◆ Information supplied ◆
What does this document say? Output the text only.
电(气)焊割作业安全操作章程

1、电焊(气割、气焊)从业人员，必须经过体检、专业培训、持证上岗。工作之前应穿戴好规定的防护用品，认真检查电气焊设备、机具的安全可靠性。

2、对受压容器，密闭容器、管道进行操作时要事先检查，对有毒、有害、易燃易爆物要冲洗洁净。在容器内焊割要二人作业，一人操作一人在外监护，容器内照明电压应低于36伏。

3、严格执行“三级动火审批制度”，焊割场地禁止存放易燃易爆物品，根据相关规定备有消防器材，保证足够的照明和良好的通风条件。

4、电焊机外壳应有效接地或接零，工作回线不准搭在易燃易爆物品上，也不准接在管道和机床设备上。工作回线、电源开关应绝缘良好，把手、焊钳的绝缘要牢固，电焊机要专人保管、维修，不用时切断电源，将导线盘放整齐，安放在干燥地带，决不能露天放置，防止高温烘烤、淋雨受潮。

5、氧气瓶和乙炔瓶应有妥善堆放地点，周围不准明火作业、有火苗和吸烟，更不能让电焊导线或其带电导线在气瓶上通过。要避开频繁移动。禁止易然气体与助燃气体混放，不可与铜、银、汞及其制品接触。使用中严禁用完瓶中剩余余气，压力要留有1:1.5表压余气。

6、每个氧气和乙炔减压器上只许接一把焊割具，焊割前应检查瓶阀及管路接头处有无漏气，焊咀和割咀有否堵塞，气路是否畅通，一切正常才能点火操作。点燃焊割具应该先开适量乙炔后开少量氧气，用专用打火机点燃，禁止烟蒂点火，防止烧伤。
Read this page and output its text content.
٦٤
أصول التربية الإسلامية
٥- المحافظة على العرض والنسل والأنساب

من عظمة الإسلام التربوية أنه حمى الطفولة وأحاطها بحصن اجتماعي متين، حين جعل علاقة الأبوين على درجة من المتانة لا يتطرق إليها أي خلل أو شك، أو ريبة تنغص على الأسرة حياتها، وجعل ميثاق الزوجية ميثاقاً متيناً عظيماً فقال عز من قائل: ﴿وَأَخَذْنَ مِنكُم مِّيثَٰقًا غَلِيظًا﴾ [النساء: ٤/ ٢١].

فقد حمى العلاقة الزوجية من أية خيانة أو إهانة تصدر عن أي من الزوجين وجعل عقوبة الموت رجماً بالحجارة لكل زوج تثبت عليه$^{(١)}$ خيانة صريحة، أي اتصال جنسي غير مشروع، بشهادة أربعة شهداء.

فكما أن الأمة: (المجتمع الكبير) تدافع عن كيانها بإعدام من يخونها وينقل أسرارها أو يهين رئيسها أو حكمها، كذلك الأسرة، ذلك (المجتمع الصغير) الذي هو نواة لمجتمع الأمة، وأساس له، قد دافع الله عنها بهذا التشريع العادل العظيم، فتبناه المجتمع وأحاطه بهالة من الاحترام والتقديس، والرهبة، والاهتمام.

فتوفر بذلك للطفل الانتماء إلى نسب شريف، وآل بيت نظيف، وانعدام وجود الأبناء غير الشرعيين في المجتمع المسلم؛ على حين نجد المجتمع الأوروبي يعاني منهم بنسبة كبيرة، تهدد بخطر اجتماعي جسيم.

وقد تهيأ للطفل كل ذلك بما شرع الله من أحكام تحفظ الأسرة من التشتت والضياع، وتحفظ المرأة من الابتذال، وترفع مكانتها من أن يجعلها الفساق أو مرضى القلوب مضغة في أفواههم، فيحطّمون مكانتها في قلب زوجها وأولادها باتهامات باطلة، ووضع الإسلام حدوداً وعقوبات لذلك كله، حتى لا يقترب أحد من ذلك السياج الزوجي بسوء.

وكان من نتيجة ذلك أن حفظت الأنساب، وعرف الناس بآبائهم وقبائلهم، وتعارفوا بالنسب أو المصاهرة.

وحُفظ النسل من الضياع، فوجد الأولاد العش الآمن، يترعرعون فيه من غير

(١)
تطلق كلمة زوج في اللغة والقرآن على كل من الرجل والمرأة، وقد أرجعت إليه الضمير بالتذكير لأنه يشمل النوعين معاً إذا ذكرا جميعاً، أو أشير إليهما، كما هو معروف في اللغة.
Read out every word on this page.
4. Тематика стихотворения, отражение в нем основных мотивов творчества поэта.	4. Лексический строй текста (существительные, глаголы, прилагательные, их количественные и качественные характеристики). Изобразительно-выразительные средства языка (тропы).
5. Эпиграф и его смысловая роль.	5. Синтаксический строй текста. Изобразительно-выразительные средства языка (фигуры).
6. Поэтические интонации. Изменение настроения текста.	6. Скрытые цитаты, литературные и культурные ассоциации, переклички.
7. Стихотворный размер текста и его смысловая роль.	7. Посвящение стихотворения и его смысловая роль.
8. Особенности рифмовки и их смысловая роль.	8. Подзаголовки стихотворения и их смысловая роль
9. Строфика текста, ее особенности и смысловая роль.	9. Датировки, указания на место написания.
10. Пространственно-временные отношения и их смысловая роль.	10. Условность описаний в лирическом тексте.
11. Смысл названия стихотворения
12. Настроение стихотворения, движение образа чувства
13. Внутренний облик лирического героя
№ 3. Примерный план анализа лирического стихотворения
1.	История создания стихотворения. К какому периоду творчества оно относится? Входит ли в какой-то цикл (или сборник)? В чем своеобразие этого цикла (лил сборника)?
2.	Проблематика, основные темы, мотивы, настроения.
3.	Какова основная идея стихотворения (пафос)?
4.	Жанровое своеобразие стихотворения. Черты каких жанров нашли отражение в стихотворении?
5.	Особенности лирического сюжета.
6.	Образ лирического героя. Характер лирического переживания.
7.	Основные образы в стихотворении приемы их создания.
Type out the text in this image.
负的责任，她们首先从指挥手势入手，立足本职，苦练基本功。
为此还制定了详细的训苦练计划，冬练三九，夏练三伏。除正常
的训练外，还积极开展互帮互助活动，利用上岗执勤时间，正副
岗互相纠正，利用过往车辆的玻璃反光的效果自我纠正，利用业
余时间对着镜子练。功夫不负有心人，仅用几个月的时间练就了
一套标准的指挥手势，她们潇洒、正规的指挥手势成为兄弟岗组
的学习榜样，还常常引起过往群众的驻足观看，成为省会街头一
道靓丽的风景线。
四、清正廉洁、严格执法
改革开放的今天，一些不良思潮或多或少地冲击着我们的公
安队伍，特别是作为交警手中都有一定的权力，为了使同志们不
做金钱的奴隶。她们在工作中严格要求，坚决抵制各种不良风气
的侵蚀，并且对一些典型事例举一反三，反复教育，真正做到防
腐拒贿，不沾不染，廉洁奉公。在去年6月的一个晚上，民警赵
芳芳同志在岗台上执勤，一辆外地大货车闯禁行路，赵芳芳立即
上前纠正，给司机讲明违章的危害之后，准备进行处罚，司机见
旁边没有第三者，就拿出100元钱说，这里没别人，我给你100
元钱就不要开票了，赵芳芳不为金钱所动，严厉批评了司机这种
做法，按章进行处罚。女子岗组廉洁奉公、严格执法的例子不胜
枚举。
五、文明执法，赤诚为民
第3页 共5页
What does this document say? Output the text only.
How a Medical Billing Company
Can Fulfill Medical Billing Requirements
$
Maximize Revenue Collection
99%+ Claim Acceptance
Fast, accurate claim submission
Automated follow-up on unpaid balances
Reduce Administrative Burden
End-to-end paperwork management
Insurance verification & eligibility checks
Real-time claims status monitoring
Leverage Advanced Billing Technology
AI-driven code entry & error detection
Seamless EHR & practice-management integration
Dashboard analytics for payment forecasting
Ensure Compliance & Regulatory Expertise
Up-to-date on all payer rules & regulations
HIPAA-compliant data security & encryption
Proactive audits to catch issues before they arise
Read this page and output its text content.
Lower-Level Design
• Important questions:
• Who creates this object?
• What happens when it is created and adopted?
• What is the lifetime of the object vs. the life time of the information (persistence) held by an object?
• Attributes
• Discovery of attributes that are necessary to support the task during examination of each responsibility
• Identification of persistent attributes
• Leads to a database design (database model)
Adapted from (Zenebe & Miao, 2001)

◆ Work to be completed ◆
Write out each line of the data that holds the string "выразительные".

◆ Expected output ◆
4. Тематика стихотворения, отражение в нем основных мотивов творчества поэта.	4. Лексический строй текста (существительные, глаголы, прилагательные, их количественные и качественные характеристики). Изобразительно-выразительные средства языка (тропы).
5. Эпиграф и его смысловая роль.	5. Синтаксический строй текста. Изобразительно-выразительные средства языка (фигуры).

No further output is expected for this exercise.